◆ DIRECTION
Repeat all of the data precisely.

— BEGIN —

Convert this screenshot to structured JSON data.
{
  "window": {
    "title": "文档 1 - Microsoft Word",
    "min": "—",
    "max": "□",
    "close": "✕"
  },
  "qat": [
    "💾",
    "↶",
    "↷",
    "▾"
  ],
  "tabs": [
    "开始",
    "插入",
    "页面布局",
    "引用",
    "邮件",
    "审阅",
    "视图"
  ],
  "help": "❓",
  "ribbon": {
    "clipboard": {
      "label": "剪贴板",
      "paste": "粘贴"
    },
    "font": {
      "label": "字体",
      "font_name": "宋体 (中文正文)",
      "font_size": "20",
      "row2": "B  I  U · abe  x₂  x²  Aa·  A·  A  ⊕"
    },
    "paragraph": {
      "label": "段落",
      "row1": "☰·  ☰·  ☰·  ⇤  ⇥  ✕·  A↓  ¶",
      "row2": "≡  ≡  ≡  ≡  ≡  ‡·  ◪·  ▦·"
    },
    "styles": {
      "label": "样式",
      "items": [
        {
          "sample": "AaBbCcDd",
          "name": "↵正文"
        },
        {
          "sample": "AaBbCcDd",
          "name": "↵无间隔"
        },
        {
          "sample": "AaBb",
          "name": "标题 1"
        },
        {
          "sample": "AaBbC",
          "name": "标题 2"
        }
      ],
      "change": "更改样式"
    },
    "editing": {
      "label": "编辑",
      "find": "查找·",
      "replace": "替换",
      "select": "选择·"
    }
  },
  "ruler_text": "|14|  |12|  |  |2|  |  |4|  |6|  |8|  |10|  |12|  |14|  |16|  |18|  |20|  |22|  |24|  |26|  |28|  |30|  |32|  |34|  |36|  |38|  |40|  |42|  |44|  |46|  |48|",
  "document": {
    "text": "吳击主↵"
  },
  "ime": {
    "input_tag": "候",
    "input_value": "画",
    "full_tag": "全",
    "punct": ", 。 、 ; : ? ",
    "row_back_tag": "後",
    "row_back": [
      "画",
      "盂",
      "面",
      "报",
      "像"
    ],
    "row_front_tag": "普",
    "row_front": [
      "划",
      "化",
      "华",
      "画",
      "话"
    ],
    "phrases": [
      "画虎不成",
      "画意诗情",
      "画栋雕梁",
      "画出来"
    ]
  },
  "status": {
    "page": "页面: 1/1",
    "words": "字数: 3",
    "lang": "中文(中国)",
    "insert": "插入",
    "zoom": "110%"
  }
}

— END —

◆ SOLUTION FOR THIS PROBLEM
Convert this screenshot to structured JSON data.
{
  "window": {
    "title": "文档 1 - Microsoft Word",
    "min": "—",
    "max": "□",
    "close": "✕"
  },
  "qat": [
    "💾",
    "↶",
    "↷",
    "▾"
  ],
  "tabs": [
    "开始",
    "插入",
    "页面布局",
    "引用",
    "邮件",
    "审阅",
    "视图"
  ],
  "help": "❓",
  "ribbon": {
    "clipboard": {
      "label": "剪贴板",
      "paste": "粘贴"
    },
    "font": {
      "label": "字体",
      "font_name": "宋体 (中文正文)",
      "font_size": "20",
      "row2": "B  I  U · abe  x₂  x²  Aa·  A·  A  ⊕"
    },
    "paragraph": {
      "label": "段落",
      "row1": "☰·  ☰·  ☰·  ⇤  ⇥  ✕·  A↓  ¶",
      "row2": "≡  ≡  ≡  ≡  ≡  ‡·  ◪·  ▦·"
    },
    "styles": {
      "label": "样式",
      "items": [
        {
          "sample": "AaBbCcDd",
          "name": "↵正文"
        },
        {
          "sample": "AaBbCcDd",
          "name": "↵无间隔"
        },
        {
          "sample": "AaBb",
          "name": "标题 1"
        },
        {
          "sample": "AaBbC",
          "name": "标题 2"
        }
      ],
      "change": "更改样式"
    },
    "editing": {
      "label": "编辑",
      "find": "查找·",
      "replace": "替换",
      "select": "选择·"
    }
  },
  "ruler_text": "|14|  |12|  |  |2|  |  |4|  |6|  |8|  |10|  |12|  |14|  |16|  |18|  |20|  |22|  |24|  |26|  |28|  |30|  |32|  |34|  |36|  |38|  |40|  |42|  |44|  |46|  |48|",
  "document": {
    "text": "吳击主↵"
  },
  "ime": {
    "input_tag": "候",
    "input_value": "画",
    "full_tag": "全",
    "punct": ", 。 、 ; : ? ",
    "row_back_tag": "後",
    "row_back": [
      "画",
      "盂",
      "面",
      "报",
      "像"
    ],
    "row_front_tag": "普",
    "row_front": [
      "划",
      "化",
      "华",
      "画",
      "话"
    ],
    "phrases": [
      "画虎不成",
      "画意诗情",
      "画栋雕梁",
      "画出来"
    ]
  },
  "status": {
    "page": "页面: 1/1",
    "words": "字数: 3",
    "lang": "中文(中国)",
    "insert": "插入",
    "zoom": "110%"
  }
}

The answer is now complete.